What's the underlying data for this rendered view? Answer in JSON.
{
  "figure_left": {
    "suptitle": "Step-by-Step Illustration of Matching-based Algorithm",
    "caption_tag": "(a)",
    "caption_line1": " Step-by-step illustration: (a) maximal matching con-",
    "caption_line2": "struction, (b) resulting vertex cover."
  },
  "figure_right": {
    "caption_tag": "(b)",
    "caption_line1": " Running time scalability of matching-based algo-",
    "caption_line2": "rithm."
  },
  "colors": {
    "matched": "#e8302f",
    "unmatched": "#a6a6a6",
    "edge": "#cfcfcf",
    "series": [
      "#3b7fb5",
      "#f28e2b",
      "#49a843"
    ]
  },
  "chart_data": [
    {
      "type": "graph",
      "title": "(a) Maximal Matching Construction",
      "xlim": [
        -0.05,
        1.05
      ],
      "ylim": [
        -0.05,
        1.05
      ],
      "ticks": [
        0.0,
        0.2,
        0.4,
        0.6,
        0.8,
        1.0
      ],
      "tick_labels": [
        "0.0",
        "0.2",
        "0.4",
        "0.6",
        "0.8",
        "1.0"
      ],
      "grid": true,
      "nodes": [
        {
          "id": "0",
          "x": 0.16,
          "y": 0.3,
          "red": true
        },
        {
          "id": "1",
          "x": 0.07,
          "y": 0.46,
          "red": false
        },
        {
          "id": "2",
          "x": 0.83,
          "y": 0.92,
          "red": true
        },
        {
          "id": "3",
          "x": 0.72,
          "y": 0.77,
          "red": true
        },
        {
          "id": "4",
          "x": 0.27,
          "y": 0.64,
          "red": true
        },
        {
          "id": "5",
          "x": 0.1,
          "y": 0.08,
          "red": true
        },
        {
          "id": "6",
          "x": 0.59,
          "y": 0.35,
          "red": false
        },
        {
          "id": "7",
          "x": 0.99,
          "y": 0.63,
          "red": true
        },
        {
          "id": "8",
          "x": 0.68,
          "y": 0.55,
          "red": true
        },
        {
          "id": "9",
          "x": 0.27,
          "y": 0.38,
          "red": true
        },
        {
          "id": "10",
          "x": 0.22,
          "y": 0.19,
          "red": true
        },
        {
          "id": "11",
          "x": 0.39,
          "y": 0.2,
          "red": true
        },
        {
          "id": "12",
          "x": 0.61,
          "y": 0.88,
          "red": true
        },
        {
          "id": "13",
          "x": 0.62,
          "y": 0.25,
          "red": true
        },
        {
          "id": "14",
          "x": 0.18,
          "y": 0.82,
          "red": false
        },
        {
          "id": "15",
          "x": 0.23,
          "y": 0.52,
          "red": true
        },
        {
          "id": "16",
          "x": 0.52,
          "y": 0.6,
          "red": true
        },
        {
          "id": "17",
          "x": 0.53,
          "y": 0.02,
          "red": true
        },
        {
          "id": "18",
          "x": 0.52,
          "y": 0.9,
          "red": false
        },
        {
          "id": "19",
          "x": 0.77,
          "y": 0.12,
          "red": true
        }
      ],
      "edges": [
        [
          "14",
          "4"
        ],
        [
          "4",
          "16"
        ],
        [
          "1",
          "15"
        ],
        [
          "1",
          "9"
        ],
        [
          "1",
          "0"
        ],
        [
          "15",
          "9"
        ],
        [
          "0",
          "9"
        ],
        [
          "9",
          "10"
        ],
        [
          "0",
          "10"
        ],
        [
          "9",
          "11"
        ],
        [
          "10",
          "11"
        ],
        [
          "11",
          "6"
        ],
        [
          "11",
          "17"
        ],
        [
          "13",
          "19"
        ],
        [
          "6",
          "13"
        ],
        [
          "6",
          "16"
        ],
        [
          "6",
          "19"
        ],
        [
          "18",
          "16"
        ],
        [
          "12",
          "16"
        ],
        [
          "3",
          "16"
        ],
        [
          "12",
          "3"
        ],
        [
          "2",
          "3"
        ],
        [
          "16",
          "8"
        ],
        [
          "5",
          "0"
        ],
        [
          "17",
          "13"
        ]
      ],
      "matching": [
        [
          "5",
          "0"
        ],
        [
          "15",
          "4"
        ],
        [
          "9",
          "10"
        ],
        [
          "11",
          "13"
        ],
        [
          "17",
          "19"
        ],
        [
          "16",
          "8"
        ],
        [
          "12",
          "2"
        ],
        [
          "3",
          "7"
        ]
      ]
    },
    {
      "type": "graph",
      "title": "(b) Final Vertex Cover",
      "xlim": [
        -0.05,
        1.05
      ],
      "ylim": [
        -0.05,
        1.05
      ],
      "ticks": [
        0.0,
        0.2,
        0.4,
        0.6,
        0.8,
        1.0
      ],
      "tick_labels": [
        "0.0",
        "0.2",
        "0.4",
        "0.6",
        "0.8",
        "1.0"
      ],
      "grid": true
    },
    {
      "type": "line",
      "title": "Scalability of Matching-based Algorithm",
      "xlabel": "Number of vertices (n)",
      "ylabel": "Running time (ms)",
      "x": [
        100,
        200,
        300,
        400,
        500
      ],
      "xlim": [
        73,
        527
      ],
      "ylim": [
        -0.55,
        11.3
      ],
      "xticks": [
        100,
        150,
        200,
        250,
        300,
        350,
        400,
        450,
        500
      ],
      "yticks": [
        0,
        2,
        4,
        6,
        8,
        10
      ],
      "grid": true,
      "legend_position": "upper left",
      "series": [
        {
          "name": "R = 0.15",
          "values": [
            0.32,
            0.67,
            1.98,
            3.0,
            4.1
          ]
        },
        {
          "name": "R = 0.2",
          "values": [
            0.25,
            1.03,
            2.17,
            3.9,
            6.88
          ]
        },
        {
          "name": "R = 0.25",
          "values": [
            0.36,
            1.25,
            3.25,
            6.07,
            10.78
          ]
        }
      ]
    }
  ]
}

■ Stated task
Every line of the data above should be reproduced word for word.

■ Task answer
What's the underlying data for this rendered view? Answer in JSON.
{
  "figure_left": {
    "suptitle": "Step-by-Step Illustration of Matching-based Algorithm",
    "caption_tag": "(a)",
    "caption_line1": " Step-by-step illustration: (a) maximal matching con-",
    "caption_line2": "struction, (b) resulting vertex cover."
  },
  "figure_right": {
    "caption_tag": "(b)",
    "caption_line1": " Running time scalability of matching-based algo-",
    "caption_line2": "rithm."
  },
  "colors": {
    "matched": "#e8302f",
    "unmatched": "#a6a6a6",
    "edge": "#cfcfcf",
    "series": [
      "#3b7fb5",
      "#f28e2b",
      "#49a843"
    ]
  },
  "chart_data": [
    {
      "type": "graph",
      "title": "(a) Maximal Matching Construction",
      "xlim": [
        -0.05,
        1.05
      ],
      "ylim": [
        -0.05,
        1.05
      ],
      "ticks": [
        0.0,
        0.2,
        0.4,
        0.6,
        0.8,
        1.0
      ],
      "tick_labels": [
        "0.0",
        "0.2",
        "0.4",
        "0.6",
        "0.8",
        "1.0"
      ],
      "grid": true,
      "nodes": [
        {
          "id": "0",
          "x": 0.16,
          "y": 0.3,
          "red": true
        },
        {
          "id": "1",
          "x": 0.07,
          "y": 0.46,
          "red": false
        },
        {
          "id": "2",
          "x": 0.83,
          "y": 0.92,
          "red": true
        },
        {
          "id": "3",
          "x": 0.72,
          "y": 0.77,
          "red": true
        },
        {
          "id": "4",
          "x": 0.27,
          "y": 0.64,
          "red": true
        },
        {
          "id": "5",
          "x": 0.1,
          "y": 0.08,
          "red": true
        },
        {
          "id": "6",
          "x": 0.59,
          "y": 0.35,
          "red": false
        },
        {
          "id": "7",
          "x": 0.99,
          "y": 0.63,
          "red": true
        },
        {
          "id": "8",
          "x": 0.68,
          "y": 0.55,
          "red": true
        },
        {
          "id": "9",
          "x": 0.27,
          "y": 0.38,
          "red": true
        },
        {
          "id": "10",
          "x": 0.22,
          "y": 0.19,
          "red": true
        },
        {
          "id": "11",
          "x": 0.39,
          "y": 0.2,
          "red": true
        },
        {
          "id": "12",
          "x": 0.61,
          "y": 0.88,
          "red": true
        },
        {
          "id": "13",
          "x": 0.62,
          "y": 0.25,
          "red": true
        },
        {
          "id": "14",
          "x": 0.18,
          "y": 0.82,
          "red": false
        },
        {
          "id": "15",
          "x": 0.23,
          "y": 0.52,
          "red": true
        },
        {
          "id": "16",
          "x": 0.52,
          "y": 0.6,
          "red": true
        },
        {
          "id": "17",
          "x": 0.53,
          "y": 0.02,
          "red": true
        },
        {
          "id": "18",
          "x": 0.52,
          "y": 0.9,
          "red": false
        },
        {
          "id": "19",
          "x": 0.77,
          "y": 0.12,
          "red": true
        }
      ],
      "edges": [
        [
          "14",
          "4"
        ],
        [
          "4",
          "16"
        ],
        [
          "1",
          "15"
        ],
        [
          "1",
          "9"
        ],
        [
          "1",
          "0"
        ],
        [
          "15",
          "9"
        ],
        [
          "0",
          "9"
        ],
        [
          "9",
          "10"
        ],
        [
          "0",
          "10"
        ],
        [
          "9",
          "11"
        ],
        [
          "10",
          "11"
        ],
        [
          "11",
          "6"
        ],
        [
          "11",
          "17"
        ],
        [
          "13",
          "19"
        ],
        [
          "6",
          "13"
        ],
        [
          "6",
          "16"
        ],
        [
          "6",
          "19"
        ],
        [
          "18",
          "16"
        ],
        [
          "12",
          "16"
        ],
        [
          "3",
          "16"
        ],
        [
          "12",
          "3"
        ],
        [
          "2",
          "3"
        ],
        [
          "16",
          "8"
        ],
        [
          "5",
          "0"
        ],
        [
          "17",
          "13"
        ]
      ],
      "matching": [
        [
          "5",
          "0"
        ],
        [
          "15",
          "4"
        ],
        [
          "9",
          "10"
        ],
        [
          "11",
          "13"
        ],
        [
          "17",
          "19"
        ],
        [
          "16",
          "8"
        ],
        [
          "12",
          "2"
        ],
        [
          "3",
          "7"
        ]
      ]
    },
    {
      "type": "graph",
      "title": "(b) Final Vertex Cover",
      "xlim": [
        -0.05,
        1.05
      ],
      "ylim": [
        -0.05,
        1.05
      ],
      "ticks": [
        0.0,
        0.2,
        0.4,
        0.6,
        0.8,
        1.0
      ],
      "tick_labels": [
        "0.0",
        "0.2",
        "0.4",
        "0.6",
        "0.8",
        "1.0"
      ],
      "grid": true
    },
    {
      "type": "line",
      "title": "Scalability of Matching-based Algorithm",
      "xlabel": "Number of vertices (n)",
      "ylabel": "Running time (ms)",
      "x": [
        100,
        200,
        300,
        400,
        500
      ],
      "xlim": [
        73,
        527
      ],
      "ylim": [
        -0.55,
        11.3
      ],
      "xticks": [
        100,
        150,
        200,
        250,
        300,
        350,
        400,
        450,
        500
      ],
      "yticks": [
        0,
        2,
        4,
        6,
        8,
        10
      ],
      "grid": true,
      "legend_position": "upper left",
      "series": [
        {
          "name": "R = 0.15",
          "values": [
            0.32,
            0.67,
            1.98,
            3.0,
            4.1
          ]
        },
        {
          "name": "R = 0.2",
          "values": [
            0.25,
            1.03,
            2.17,
            3.9,
            6.88
          ]
        },
        {
          "name": "R = 0.25",
          "values": [
            0.36,
            1.25,
            3.25,
            6.07,
            10.78
          ]
        }
      ]
    }
  ]
}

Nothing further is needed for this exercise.